TASK DETAILS → The listing must be reproduced in full, exactly as it stands.
■ ■ ■ ■ ■ ■ ■
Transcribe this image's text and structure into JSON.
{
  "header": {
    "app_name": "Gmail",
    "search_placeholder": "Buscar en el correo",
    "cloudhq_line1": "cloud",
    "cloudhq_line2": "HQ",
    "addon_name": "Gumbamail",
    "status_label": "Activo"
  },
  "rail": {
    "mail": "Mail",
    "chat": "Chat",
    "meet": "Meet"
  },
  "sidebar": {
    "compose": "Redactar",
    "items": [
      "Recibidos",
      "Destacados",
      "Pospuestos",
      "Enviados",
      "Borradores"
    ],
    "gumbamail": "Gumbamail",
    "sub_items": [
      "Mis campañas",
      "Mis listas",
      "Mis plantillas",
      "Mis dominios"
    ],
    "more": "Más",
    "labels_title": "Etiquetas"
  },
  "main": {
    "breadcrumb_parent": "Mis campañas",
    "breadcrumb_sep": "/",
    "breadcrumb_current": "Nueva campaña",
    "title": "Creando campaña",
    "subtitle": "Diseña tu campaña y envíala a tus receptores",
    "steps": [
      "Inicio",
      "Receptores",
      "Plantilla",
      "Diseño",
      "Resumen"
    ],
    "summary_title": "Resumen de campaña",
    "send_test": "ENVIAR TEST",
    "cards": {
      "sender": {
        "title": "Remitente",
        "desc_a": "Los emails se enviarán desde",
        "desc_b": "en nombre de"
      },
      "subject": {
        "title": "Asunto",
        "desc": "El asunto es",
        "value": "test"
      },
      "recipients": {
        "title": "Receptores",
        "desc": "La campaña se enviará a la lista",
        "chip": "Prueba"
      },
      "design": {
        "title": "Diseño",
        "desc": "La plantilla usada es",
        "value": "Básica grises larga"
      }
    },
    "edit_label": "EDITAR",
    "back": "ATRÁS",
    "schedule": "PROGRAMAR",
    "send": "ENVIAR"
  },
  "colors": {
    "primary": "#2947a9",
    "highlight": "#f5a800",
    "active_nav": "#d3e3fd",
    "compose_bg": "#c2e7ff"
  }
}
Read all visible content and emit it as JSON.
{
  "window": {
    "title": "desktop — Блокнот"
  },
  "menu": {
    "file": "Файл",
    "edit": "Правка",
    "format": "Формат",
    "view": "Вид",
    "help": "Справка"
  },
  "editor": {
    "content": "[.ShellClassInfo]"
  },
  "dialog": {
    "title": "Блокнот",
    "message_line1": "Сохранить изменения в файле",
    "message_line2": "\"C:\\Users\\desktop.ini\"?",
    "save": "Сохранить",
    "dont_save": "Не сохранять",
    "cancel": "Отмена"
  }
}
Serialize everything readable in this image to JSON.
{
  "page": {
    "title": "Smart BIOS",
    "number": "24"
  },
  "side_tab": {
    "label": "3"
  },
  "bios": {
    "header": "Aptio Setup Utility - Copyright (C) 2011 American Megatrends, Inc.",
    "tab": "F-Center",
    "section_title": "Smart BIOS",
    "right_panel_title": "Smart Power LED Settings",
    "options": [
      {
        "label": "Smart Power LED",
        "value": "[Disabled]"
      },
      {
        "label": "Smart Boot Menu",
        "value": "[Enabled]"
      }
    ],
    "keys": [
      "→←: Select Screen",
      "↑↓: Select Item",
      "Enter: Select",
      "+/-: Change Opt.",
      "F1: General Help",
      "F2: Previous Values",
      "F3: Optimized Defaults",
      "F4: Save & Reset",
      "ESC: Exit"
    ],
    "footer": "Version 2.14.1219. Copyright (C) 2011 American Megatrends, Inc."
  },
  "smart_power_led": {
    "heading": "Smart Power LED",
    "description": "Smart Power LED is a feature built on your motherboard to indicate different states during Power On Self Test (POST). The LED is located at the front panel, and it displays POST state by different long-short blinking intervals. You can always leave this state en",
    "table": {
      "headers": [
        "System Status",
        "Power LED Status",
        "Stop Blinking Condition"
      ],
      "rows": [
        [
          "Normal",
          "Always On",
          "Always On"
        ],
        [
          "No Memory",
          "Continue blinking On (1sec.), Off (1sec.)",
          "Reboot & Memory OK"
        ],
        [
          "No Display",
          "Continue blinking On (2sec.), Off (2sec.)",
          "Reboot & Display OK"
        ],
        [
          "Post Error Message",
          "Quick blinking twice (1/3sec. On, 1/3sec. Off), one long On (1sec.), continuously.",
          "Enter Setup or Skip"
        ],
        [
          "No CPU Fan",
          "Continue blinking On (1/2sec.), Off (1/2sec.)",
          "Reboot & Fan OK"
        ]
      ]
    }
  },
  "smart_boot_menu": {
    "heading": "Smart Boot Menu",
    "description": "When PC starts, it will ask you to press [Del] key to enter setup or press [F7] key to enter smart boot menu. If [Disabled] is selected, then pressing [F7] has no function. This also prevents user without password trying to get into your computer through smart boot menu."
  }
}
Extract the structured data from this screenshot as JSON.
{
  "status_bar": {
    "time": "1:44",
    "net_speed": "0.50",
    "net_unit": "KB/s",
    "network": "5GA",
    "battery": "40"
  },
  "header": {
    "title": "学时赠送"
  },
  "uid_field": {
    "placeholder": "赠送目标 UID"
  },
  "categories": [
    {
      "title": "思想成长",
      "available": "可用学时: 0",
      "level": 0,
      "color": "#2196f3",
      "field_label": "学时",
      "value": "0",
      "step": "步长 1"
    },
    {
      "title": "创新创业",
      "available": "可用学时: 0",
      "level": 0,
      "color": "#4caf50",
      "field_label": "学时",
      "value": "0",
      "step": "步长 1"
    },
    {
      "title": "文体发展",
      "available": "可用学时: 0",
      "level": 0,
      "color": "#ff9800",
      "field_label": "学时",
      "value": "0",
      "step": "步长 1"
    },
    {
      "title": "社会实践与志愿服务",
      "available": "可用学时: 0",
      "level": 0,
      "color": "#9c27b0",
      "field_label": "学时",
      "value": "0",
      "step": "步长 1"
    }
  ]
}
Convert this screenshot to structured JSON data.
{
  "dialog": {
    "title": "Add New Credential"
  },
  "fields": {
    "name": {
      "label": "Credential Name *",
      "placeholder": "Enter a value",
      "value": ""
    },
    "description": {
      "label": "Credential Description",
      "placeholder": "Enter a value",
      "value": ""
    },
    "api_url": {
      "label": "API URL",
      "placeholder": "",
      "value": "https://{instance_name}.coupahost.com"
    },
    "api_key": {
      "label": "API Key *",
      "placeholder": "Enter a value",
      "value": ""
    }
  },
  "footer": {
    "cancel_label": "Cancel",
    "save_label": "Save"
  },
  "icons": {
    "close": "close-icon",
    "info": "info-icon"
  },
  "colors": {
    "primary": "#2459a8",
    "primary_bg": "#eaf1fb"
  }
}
■ ■ ■ ■ ■ ■ ■
TASK RESPONSE →
Transcribe this image's text and structure into JSON.
{
  "header": {
    "app_name": "Gmail",
    "search_placeholder": "Buscar en el correo",
    "cloudhq_line1": "cloud",
    "cloudhq_line2": "HQ",
    "addon_name": "Gumbamail",
    "status_label": "Activo"
  },
  "rail": {
    "mail": "Mail",
    "chat": "Chat",
    "meet": "Meet"
  },
  "sidebar": {
    "compose": "Redactar",
    "items": [
      "Recibidos",
      "Destacados",
      "Pospuestos",
      "Enviados",
      "Borradores"
    ],
    "gumbamail": "Gumbamail",
    "sub_items": [
      "Mis campañas",
      "Mis listas",
      "Mis plantillas",
      "Mis dominios"
    ],
    "more": "Más",
    "labels_title": "Etiquetas"
  },
  "main": {
    "breadcrumb_parent": "Mis campañas",
    "breadcrumb_sep": "/",
    "breadcrumb_current": "Nueva campaña",
    "title": "Creando campaña",
    "subtitle": "Diseña tu campaña y envíala a tus receptores",
    "steps": [
      "Inicio",
      "Receptores",
      "Plantilla",
      "Diseño",
      "Resumen"
    ],
    "summary_title": "Resumen de campaña",
    "send_test": "ENVIAR TEST",
    "cards": {
      "sender": {
        "title": "Remitente",
        "desc_a": "Los emails se enviarán desde",
        "desc_b": "en nombre de"
      },
      "subject": {
        "title": "Asunto",
        "desc": "El asunto es",
        "value": "test"
      },
      "recipients": {
        "title": "Receptores",
        "desc": "La campaña se enviará a la lista",
        "chip": "Prueba"
      },
      "design": {
        "title": "Diseño",
        "desc": "La plantilla usada es",
        "value": "Básica grises larga"
      }
    },
    "edit_label": "EDITAR",
    "back": "ATRÁS",
    "schedule": "PROGRAMAR",
    "send": "ENVIAR"
  },
  "colors": {
    "primary": "#2947a9",
    "highlight": "#f5a800",
    "active_nav": "#d3e3fd",
    "compose_bg": "#c2e7ff"
  }
}
Read all visible content and emit it as JSON.
{
  "window": {
    "title": "desktop — Блокнот"
  },
  "menu": {
    "file": "Файл",
    "edit": "Правка",
    "format": "Формат",
    "view": "Вид",
    "help": "Справка"
  },
  "editor": {
    "content": "[.ShellClassInfo]"
  },
  "dialog": {
    "title": "Блокнот",
    "message_line1": "Сохранить изменения в файле",
    "message_line2": "\"C:\\Users\\desktop.ini\"?",
    "save": "Сохранить",
    "dont_save": "Не сохранять",
    "cancel": "Отмена"
  }
}
Serialize everything readable in this image to JSON.
{
  "page": {
    "title": "Smart BIOS",
    "number": "24"
  },
  "side_tab": {
    "label": "3"
  },
  "bios": {
    "header": "Aptio Setup Utility - Copyright (C) 2011 American Megatrends, Inc.",
    "tab": "F-Center",
    "section_title": "Smart BIOS",
    "right_panel_title": "Smart Power LED Settings",
    "options": [
      {
        "label": "Smart Power LED",
        "value": "[Disabled]"
      },
      {
        "label": "Smart Boot Menu",
        "value": "[Enabled]"
      }
    ],
    "keys": [
      "→←: Select Screen",
      "↑↓: Select Item",
      "Enter: Select",
      "+/-: Change Opt.",
      "F1: General Help",
      "F2: Previous Values",
      "F3: Optimized Defaults",
      "F4: Save & Reset",
      "ESC: Exit"
    ],
    "footer": "Version 2.14.1219. Copyright (C) 2011 American Megatrends, Inc."
  },
  "smart_power_led": {
    "heading": "Smart Power LED",
    "description": "Smart Power LED is a feature built on your motherboard to indicate different states during Power On Self Test (POST). The LED is located at the front panel, and it displays POST state by different long-short blinking intervals. You can always leave this state en",
    "table": {
      "headers": [
        "System Status",
        "Power LED Status",
        "Stop Blinking Condition"
      ],
      "rows": [
        [
          "Normal",
          "Always On",
          "Always On"
        ],
        [
          "No Memory",
          "Continue blinking On (1sec.), Off (1sec.)",
          "Reboot & Memory OK"
        ],
        [
          "No Display",
          "Continue blinking On (2sec.), Off (2sec.)",
          "Reboot & Display OK"
        ],
        [
          "Post Error Message",
          "Quick blinking twice (1/3sec. On, 1/3sec. Off), one long On (1sec.), continuously.",
          "Enter Setup or Skip"
        ],
        [
          "No CPU Fan",
          "Continue blinking On (1/2sec.), Off (1/2sec.)",
          "Reboot & Fan OK"
        ]
      ]
    }
  },
  "smart_boot_menu": {
    "heading": "Smart Boot Menu",
    "description": "When PC starts, it will ask you to press [Del] key to enter setup or press [F7] key to enter smart boot menu. If [Disabled] is selected, then pressing [F7] has no function. This also prevents user without password trying to get into your computer through smart boot menu."
  }
}
Extract the structured data from this screenshot as JSON.
{
  "status_bar": {
    "time": "1:44",
    "net_speed": "0.50",
    "net_unit": "KB/s",
    "network": "5GA",
    "battery": "40"
  },
  "header": {
    "title": "学时赠送"
  },
  "uid_field": {
    "placeholder": "赠送目标 UID"
  },
  "categories": [
    {
      "title": "思想成长",
      "available": "可用学时: 0",
      "level": 0,
      "color": "#2196f3",
      "field_label": "学时",
      "value": "0",
      "step": "步长 1"
    },
    {
      "title": "创新创业",
      "available": "可用学时: 0",
      "level": 0,
      "color": "#4caf50",
      "field_label": "学时",
      "value": "0",
      "step": "步长 1"
    },
    {
      "title": "文体发展",
      "available": "可用学时: 0",
      "level": 0,
      "color": "#ff9800",
      "field_label": "学时",
      "value": "0",
      "step": "步长 1"
    },
    {
      "title": "社会实践与志愿服务",
      "available": "可用学时: 0",
      "level": 0,
      "color": "#9c27b0",
      "field_label": "学时",
      "value": "0",
      "step": "步长 1"
    }
  ]
}
Convert this screenshot to structured JSON data.
{
  "dialog": {
    "title": "Add New Credential"
  },
  "fields": {
    "name": {
      "label": "Credential Name *",
      "placeholder": "Enter a value",
      "value": ""
    },
    "description": {
      "label": "Credential Description",
      "placeholder": "Enter a value",
      "value": ""
    },
    "api_url": {
      "label": "API URL",
      "placeholder": "",
      "value": "https://{instance_name}.coupahost.com"
    },
    "api_key": {
      "label": "API Key *",
      "placeholder": "Enter a value",
      "value": ""
    }
  },
  "footer": {
    "cancel_label": "Cancel",
    "save_label": "Save"
  },
  "icons": {
    "close": "close-icon",
    "info": "info-icon"
  },
  "colors": {
    "primary": "#2459a8",
    "primary_bg": "#eaf1fb"
  }
}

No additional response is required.